HDU-2818-Building Block

題目連結：http://acm.hdu.edu.cn/showproblem.php?pid=2818

Building Block

Problem Description John are playing with blocks. There are N blocks (1 <= N <= 30000) numbered 1...N。Initially, there are N piles, and each pile contains one block. Then John do some operations P times (1 <= P <= 1000000). There are two kinds of operation:

M X Y : Put the whole pile containing block X up to the pile containing Y. If X and Y are in the same pile, just ignore this command. 

C X : Count the number of blocks under block X 

You are request to find out the output for each C operation.

Input The first line contains integer P. Then P lines follow, each of which contain an operation describe above.  

Output Output the count for each C operations in one line.  

Sample Input

6
M 1 6
C 1
M 2 4
M 2 6
C 3
C 4
        

Sample Output

1
0
2
        

題目分析：帶權并查集  

n塊磚頭，分為n堆，有兩種操作M：把x堆放在y堆上面，C：求x堆的下面有多少個磚頭。在普通并查集的基礎上加上兩個數組up[x]和down[x]，分别表示x所在堆的大小以及x下面的元素。當移動時，首先确定x所在的那一堆最底部的X以及y所在那一堆最底部的Y，那麼down[X]的數目就是另外一堆的up[Y]，可以根據find（x）遞歸去一邊尋找根一邊更新其他未知的down[x]，。

代碼如下：

#include<iostream>
#include<cstring>
#include<cmath>
#include<algorithm>
#include<cstdio> 
using namespace std;
int city,road;
int pre[33333];
int up[33333],down[33333];
int find(int r)
{
    if(pre[r]==r)
    return r;
    else
    {
        int t=find(pre[r]);
        down[r]=down[r]+down[pre[r]];
        pre[r]=t; 
        return pre[r];
    }
}
void merge(int x,int y)
{
    int t1=find(x);
    int t2=find(y);
    if(t1!=t2)
    {
        pre[t1]=t2;
        down[t1]=up[t2];
        up[t2]+=up[t1];
    }
}
int main(){
	int n;
	while(cin>>n)
	{
		int i;
        char str[11];
        int x,y;
        for(i=0;i<=30010;i++)//否則會逾時 
        {
        	pre[i]=i;
        	up[i]=1;//以上的部分包括自己 
            down[i]=0;//下面的數量 
		}
		for(i=1;i<=n;i++)
		{
			cin>>str;
			if(str[0]=='M')
			{
				scanf("%d%d",&x,&y);
				merge(x,y);
			}
			else
			{
				scanf("%d",&x);
				find(x);
				cout<<down[x]<<endl;
			}
		}
	}
	return 0;
}
+--
=== 任务目标 1 ===
根据原文节录，砖块数量 N 的取值范围是多少？

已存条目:
+--
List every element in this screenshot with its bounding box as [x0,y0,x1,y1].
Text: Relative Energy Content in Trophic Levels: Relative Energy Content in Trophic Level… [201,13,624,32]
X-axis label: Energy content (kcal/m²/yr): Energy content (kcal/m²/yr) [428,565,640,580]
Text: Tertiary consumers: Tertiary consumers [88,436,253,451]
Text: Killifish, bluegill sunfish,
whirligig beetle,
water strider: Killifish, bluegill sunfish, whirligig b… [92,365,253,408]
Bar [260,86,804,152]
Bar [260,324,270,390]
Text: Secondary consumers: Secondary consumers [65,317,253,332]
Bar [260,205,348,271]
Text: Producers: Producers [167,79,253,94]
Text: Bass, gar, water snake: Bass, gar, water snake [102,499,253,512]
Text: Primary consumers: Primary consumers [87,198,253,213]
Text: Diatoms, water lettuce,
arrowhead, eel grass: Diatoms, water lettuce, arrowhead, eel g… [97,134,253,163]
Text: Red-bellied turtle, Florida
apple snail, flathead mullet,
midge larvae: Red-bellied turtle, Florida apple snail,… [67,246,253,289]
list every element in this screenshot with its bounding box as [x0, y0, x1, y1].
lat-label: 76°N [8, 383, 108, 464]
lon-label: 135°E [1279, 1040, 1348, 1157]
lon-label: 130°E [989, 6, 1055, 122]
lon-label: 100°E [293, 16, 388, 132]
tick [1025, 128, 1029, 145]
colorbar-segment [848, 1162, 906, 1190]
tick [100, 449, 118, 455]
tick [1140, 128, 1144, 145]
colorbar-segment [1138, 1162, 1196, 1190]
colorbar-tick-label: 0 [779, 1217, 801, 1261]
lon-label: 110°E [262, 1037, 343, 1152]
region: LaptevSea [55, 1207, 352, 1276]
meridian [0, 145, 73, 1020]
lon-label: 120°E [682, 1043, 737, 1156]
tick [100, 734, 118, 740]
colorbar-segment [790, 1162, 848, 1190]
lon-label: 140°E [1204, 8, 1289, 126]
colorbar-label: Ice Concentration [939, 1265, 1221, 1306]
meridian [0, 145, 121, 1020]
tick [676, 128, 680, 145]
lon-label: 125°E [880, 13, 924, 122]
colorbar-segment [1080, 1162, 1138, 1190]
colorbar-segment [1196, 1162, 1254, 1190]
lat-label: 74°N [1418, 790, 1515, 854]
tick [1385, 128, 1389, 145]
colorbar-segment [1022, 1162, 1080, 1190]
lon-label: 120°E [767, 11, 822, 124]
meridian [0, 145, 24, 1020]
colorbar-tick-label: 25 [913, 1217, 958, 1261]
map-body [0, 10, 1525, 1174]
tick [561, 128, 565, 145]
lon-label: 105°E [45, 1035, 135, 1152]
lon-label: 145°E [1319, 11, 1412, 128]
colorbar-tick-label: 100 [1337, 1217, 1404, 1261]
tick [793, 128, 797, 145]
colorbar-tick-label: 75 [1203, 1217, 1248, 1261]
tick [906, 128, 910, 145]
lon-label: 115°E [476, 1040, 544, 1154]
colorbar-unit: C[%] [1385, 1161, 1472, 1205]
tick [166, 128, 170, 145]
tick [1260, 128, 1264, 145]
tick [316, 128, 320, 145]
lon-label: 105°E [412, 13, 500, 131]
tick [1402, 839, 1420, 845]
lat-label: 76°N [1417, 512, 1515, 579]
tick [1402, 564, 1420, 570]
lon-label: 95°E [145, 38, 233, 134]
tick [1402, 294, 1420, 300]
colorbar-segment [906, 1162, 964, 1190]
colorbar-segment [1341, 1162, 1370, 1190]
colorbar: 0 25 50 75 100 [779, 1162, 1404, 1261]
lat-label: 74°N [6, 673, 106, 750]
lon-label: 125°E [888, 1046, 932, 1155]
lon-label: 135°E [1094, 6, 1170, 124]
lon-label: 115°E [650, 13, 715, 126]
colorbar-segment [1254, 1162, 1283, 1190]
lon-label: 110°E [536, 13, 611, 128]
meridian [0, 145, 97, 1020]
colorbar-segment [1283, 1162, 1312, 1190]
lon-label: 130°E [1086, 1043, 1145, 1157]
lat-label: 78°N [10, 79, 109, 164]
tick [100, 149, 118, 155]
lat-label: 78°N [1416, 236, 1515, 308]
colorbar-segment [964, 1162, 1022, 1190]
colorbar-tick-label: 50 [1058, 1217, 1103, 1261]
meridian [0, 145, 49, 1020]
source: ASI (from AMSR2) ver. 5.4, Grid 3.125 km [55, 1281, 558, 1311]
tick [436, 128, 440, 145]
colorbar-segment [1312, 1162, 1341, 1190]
+--
=== 任务目标 2 ===
请把条目从第一行起到含有"water strider: Killifish, bluegill"的那一行为止（首尾两行都算在内）重新写出，将其中的"Tertiary consumers"替换成"Third-level consumers"，其他内容保持不变。只需给出这些行。

=== 正确结果 1 ===
1 <= N <= 30000

=== 正确结果 2 ===
List every element in this screenshot with its bounding box as [x0,y0,x1,y1].
Text: Relative Energy Content in Trophic Levels: Relative Energy Content in Trophic Level… [201,13,624,32]
X-axis label: Energy content (kcal/m²/yr): Energy content (kcal/m²/yr) [428,565,640,580]
Text: Third-level consumers: Third-level consumers [88,436,253,451]
Text: Killifish, bluegill sunfish,
whirligig beetle,
water strider: Killifish, bluegill sunfish, whirligig b… [92,365,253,408]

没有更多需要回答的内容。